▶ [YOUR TASK] Every line of the data must be copied exactly.

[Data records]
_ _ _

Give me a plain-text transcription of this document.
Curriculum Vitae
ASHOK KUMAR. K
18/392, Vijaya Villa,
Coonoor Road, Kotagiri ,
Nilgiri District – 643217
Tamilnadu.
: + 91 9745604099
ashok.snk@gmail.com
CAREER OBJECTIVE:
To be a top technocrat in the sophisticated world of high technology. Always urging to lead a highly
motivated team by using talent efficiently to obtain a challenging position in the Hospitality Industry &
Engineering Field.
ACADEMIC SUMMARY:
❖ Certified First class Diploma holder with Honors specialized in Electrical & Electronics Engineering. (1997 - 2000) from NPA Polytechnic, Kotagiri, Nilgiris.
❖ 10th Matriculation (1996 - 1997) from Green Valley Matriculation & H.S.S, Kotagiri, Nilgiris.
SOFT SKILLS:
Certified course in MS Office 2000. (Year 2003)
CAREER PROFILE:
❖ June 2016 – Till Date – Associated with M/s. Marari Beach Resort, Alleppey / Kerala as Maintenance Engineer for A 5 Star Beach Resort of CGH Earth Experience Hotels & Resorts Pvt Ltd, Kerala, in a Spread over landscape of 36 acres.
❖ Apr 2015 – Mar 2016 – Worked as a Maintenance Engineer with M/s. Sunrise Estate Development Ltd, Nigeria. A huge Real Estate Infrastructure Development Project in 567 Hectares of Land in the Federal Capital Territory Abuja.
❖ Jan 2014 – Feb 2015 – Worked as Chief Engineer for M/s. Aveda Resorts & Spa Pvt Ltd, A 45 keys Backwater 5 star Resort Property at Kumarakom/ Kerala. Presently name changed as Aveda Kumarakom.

_ _ _

▶ [WRITTEN RESPONSE]
Give me a plain-text transcription of this document.
Curriculum Vitae
ASHOK KUMAR. K
18/392, Vijaya Villa,
Coonoor Road, Kotagiri ,
Nilgiri District – 643217
Tamilnadu.
: + 91 9745604099
ashok.snk@gmail.com
CAREER OBJECTIVE:
To be a top technocrat in the sophisticated world of high technology. Always urging to lead a highly
motivated team by using talent efficiently to obtain a challenging position in the Hospitality Industry &
Engineering Field.
ACADEMIC SUMMARY:
❖ Certified First class Diploma holder with Honors specialized in Electrical & Electronics Engineering. (1997 - 2000) from NPA Polytechnic, Kotagiri, Nilgiris.
❖ 10th Matriculation (1996 - 1997) from Green Valley Matriculation & H.S.S, Kotagiri, Nilgiris.
SOFT SKILLS:
Certified course in MS Office 2000. (Year 2003)
CAREER PROFILE:
❖ June 2016 – Till Date – Associated with M/s. Marari Beach Resort, Alleppey / Kerala as Maintenance Engineer for A 5 Star Beach Resort of CGH Earth Experience Hotels & Resorts Pvt Ltd, Kerala, in a Spread over landscape of 36 acres.
❖ Apr 2015 – Mar 2016 – Worked as a Maintenance Engineer with M/s. Sunrise Estate Development Ltd, Nigeria. A huge Real Estate Infrastructure Development Project in 567 Hectares of Land in the Federal Capital Territory Abuja.
❖ Jan 2014 – Feb 2015 – Worked as Chief Engineer for M/s. Aveda Resorts & Spa Pvt Ltd, A 45 keys Backwater 5 star Resort Property at Kumarakom/ Kerala. Presently name changed as Aveda Kumarakom.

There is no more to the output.